Exercise requirements ▸ Reproduce each line exactly.

Supplied material ▸
* begin *

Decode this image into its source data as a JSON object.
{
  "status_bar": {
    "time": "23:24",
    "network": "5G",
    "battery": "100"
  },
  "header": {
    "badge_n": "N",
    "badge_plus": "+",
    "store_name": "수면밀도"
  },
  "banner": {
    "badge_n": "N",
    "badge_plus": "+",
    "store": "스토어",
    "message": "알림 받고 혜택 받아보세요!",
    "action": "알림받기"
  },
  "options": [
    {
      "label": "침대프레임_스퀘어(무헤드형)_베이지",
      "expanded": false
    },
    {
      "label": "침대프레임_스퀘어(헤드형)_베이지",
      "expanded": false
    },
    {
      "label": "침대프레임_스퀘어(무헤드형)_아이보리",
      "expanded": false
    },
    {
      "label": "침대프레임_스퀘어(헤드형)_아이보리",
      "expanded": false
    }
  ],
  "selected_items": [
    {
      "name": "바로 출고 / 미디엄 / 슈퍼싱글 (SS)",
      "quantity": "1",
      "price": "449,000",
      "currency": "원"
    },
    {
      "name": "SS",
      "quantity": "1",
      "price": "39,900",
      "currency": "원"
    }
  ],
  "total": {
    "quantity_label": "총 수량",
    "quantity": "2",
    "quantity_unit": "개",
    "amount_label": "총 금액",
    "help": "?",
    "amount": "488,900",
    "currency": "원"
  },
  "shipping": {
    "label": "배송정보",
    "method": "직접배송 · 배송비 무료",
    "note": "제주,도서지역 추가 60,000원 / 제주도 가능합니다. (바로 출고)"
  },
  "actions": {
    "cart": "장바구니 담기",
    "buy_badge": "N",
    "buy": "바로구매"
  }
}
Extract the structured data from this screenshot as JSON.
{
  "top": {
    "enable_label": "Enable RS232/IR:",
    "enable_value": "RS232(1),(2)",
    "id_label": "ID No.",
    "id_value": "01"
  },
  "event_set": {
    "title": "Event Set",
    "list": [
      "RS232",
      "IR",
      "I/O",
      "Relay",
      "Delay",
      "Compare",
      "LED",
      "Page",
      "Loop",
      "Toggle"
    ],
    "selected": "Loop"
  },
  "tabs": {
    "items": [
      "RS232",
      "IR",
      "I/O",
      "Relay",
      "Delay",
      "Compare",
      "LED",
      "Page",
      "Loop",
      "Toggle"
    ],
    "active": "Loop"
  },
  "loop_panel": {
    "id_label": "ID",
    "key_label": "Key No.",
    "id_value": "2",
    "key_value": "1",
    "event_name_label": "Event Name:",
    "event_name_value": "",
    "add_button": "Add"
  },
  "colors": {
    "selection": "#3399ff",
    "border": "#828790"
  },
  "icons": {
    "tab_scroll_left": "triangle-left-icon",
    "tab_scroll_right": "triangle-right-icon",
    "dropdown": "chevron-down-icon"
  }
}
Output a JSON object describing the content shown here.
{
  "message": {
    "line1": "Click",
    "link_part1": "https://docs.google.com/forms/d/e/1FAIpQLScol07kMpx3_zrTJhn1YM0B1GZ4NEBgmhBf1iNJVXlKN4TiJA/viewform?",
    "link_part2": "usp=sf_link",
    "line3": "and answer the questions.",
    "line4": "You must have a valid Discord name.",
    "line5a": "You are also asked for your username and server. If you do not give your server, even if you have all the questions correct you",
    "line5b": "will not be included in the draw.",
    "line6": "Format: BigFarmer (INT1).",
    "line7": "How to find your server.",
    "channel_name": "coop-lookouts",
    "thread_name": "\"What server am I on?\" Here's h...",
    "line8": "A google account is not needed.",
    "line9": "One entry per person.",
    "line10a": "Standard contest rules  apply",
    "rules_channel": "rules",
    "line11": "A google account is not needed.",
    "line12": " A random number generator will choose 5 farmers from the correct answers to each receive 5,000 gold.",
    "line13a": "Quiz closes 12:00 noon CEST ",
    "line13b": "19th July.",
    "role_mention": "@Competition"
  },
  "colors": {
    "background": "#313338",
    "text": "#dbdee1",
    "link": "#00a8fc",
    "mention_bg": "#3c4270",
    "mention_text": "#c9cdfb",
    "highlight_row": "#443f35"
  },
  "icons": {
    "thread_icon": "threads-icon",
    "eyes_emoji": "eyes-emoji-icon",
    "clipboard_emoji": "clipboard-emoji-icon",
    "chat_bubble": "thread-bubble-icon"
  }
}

* end *

Worked answer ▸
Decode this image into its source data as a JSON object.
{
  "status_bar": {
    "time": "23:24",
    "network": "5G",
    "battery": "100"
  },
  "header": {
    "badge_n": "N",
    "badge_plus": "+",
    "store_name": "수면밀도"
  },
  "banner": {
    "badge_n": "N",
    "badge_plus": "+",
    "store": "스토어",
    "message": "알림 받고 혜택 받아보세요!",
    "action": "알림받기"
  },
  "options": [
    {
      "label": "침대프레임_스퀘어(무헤드형)_베이지",
      "expanded": false
    },
    {
      "label": "침대프레임_스퀘어(헤드형)_베이지",
      "expanded": false
    },
    {
      "label": "침대프레임_스퀘어(무헤드형)_아이보리",
      "expanded": false
    },
    {
      "label": "침대프레임_스퀘어(헤드형)_아이보리",
      "expanded": false
    }
  ],
  "selected_items": [
    {
      "name": "바로 출고 / 미디엄 / 슈퍼싱글 (SS)",
      "quantity": "1",
      "price": "449,000",
      "currency": "원"
    },
    {
      "name": "SS",
      "quantity": "1",
      "price": "39,900",
      "currency": "원"
    }
  ],
  "total": {
    "quantity_label": "총 수량",
    "quantity": "2",
    "quantity_unit": "개",
    "amount_label": "총 금액",
    "help": "?",
    "amount": "488,900",
    "currency": "원"
  },
  "shipping": {
    "label": "배송정보",
    "method": "직접배송 · 배송비 무료",
    "note": "제주,도서지역 추가 60,000원 / 제주도 가능합니다. (바로 출고)"
  },
  "actions": {
    "cart": "장바구니 담기",
    "buy_badge": "N",
    "buy": "바로구매"
  }
}
Extract the structured data from this screenshot as JSON.
{
  "top": {
    "enable_label": "Enable RS232/IR:",
    "enable_value": "RS232(1),(2)",
    "id_label": "ID No.",
    "id_value": "01"
  },
  "event_set": {
    "title": "Event Set",
    "list": [
      "RS232",
      "IR",
      "I/O",
      "Relay",
      "Delay",
      "Compare",
      "LED",
      "Page",
      "Loop",
      "Toggle"
    ],
    "selected": "Loop"
  },
  "tabs": {
    "items": [
      "RS232",
      "IR",
      "I/O",
      "Relay",
      "Delay",
      "Compare",
      "LED",
      "Page",
      "Loop",
      "Toggle"
    ],
    "active": "Loop"
  },
  "loop_panel": {
    "id_label": "ID",
    "key_label": "Key No.",
    "id_value": "2",
    "key_value": "1",
    "event_name_label": "Event Name:",
    "event_name_value": "",
    "add_button": "Add"
  },
  "colors": {
    "selection": "#3399ff",
    "border": "#828790"
  },
  "icons": {
    "tab_scroll_left": "triangle-left-icon",
    "tab_scroll_right": "triangle-right-icon",
    "dropdown": "chevron-down-icon"
  }
}
Output a JSON object describing the content shown here.
{
  "message": {
    "line1": "Click",
    "link_part1": "https://docs.google.com/forms/d/e/1FAIpQLScol07kMpx3_zrTJhn1YM0B1GZ4NEBgmhBf1iNJVXlKN4TiJA/viewform?",
    "link_part2": "usp=sf_link",
    "line3": "and answer the questions.",
    "line4": "You must have a valid Discord name.",
    "line5a": "You are also asked for your username and server. If you do not give your server, even if you have all the questions correct you",
    "line5b": "will not be included in the draw.",
    "line6": "Format: BigFarmer (INT1).",
    "line7": "How to find your server.",
    "channel_name": "coop-lookouts",
    "thread_name": "\"What server am I on?\" Here's h...",
    "line8": "A google account is not needed.",
    "line9": "One entry per person.",
    "line10a": "Standard contest rules  apply",
    "rules_channel": "rules",
    "line11": "A google account is not needed.",
    "line12": " A random number generator will choose 5 farmers from the correct answers to each receive 5,000 gold.",
    "line13a": "Quiz closes 12:00 noon CEST ",
    "line13b": "19th July.",
    "role_mention": "@Competition"
  },
  "colors": {
    "background": "#313338",
    "text": "#dbdee1",
    "link": "#00a8fc",
    "mention_bg": "#3c4270",
    "mention_text": "#c9cdfb",
    "highlight_row": "#443f35"
  },
  "icons": {
    "thread_icon": "threads-icon",
    "eyes_emoji": "eyes-emoji-icon",
    "clipboard_emoji": "clipboard-emoji-icon",
    "chat_bubble": "thread-bubble-icon"
  }
}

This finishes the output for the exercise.